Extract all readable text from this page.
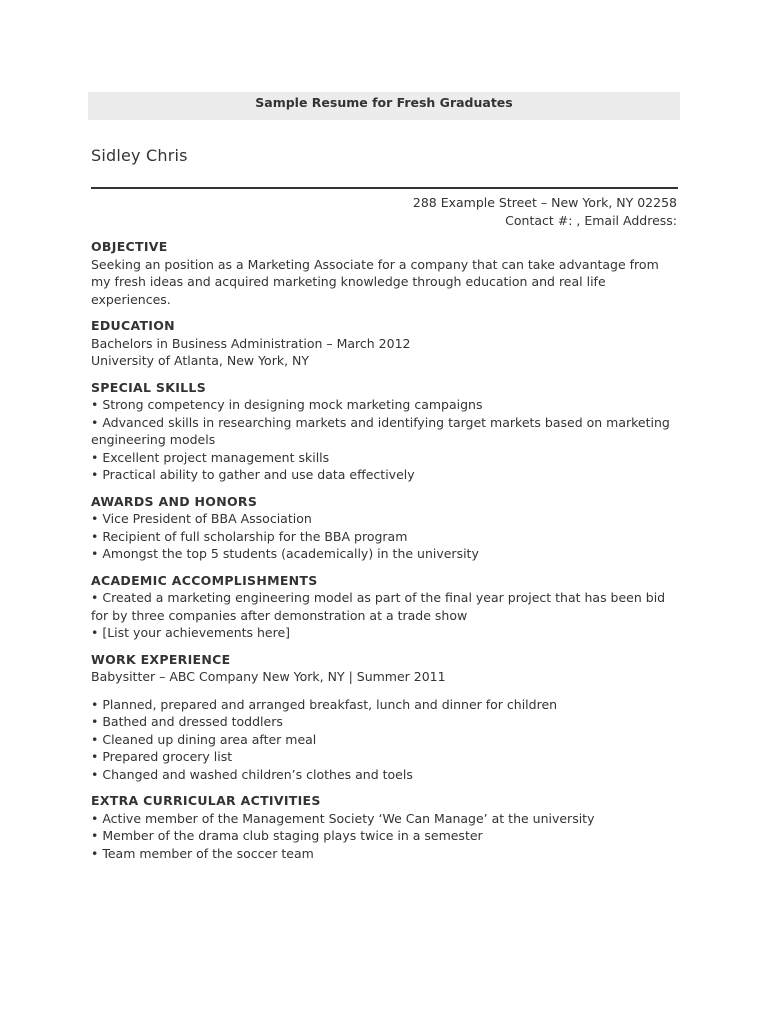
Sample Resume for Fresh Graduates
Sidley Chris
288 Example Street – New York, NY 02258
Contact #: , Email Address:
OBJECTIVE

Seeking an position as a Marketing Associate for a company that can take advantage from my fresh ideas and acquired marketing knowledge through education and real life experiences.

EDUCATION

Bachelors in Business Administration – March 2012

University of Atlanta, New York, NY

SPECIAL SKILLS
• Strong competency in designing mock marketing campaigns
• Advanced skills in researching markets and identifying target markets based on marketing engineering models
• Excellent project management skills
• Practical ability to gather and use data effectively
AWARDS AND HONORS
• Vice President of BBA Association
• Recipient of full scholarship for the BBA program
• Amongst the top 5 students (academically) in the university
ACADEMIC ACCOMPLISHMENTS
• Created a marketing engineering model as part of the final year project that has been bid for by three companies after demonstration at a trade show
• [List your achievements here]
WORK EXPERIENCE

Babysitter – ABC Company New York, NY | Summer 2011

• Planned, prepared and arranged breakfast, lunch and dinner for children
• Bathed and dressed toddlers
• Cleaned up dining area after meal
• Prepared grocery list
• Changed and washed children’s clothes and toels
EXTRA CURRICULAR ACTIVITIES
• Active member of the Management Society ‘We Can Manage’ at the university
• Member of the drama club staging plays twice in a semester
• Team member of the soccer team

» SET EXERCISE: Above are records to transcribe exactly; leave their pictures out.

» FULL RESPONSE:
Extract all readable text from this page.
Sample Resume for Fresh Graduates
Sidley Chris
288 Example Street – New York, NY 02258
Contact #: , Email Address:
OBJECTIVE

Seeking an position as a Marketing Associate for a company that can take advantage from my fresh ideas and acquired marketing knowledge through education and real life experiences.

EDUCATION

Bachelors in Business Administration – March 2012

University of Atlanta, New York, NY

SPECIAL SKILLS
• Strong competency in designing mock marketing campaigns
• Advanced skills in researching markets and identifying target markets based on marketing engineering models
• Excellent project management skills
• Practical ability to gather and use data effectively
AWARDS AND HONORS
• Vice President of BBA Association
• Recipient of full scholarship for the BBA program
• Amongst the top 5 students (academically) in the university
ACADEMIC ACCOMPLISHMENTS
• Created a marketing engineering model as part of the final year project that has been bid for by three companies after demonstration at a trade show
• [List your achievements here]
WORK EXPERIENCE

Babysitter – ABC Company New York, NY | Summer 2011

• Planned, prepared and arranged breakfast, lunch and dinner for children
• Bathed and dressed toddlers
• Cleaned up dining area after meal
• Prepared grocery list
• Changed and washed children’s clothes and toels
EXTRA CURRICULAR ACTIVITIES
• Active member of the Management Society ‘We Can Manage’ at the university
• Member of the drama club staging plays twice in a semester
• Team member of the soccer team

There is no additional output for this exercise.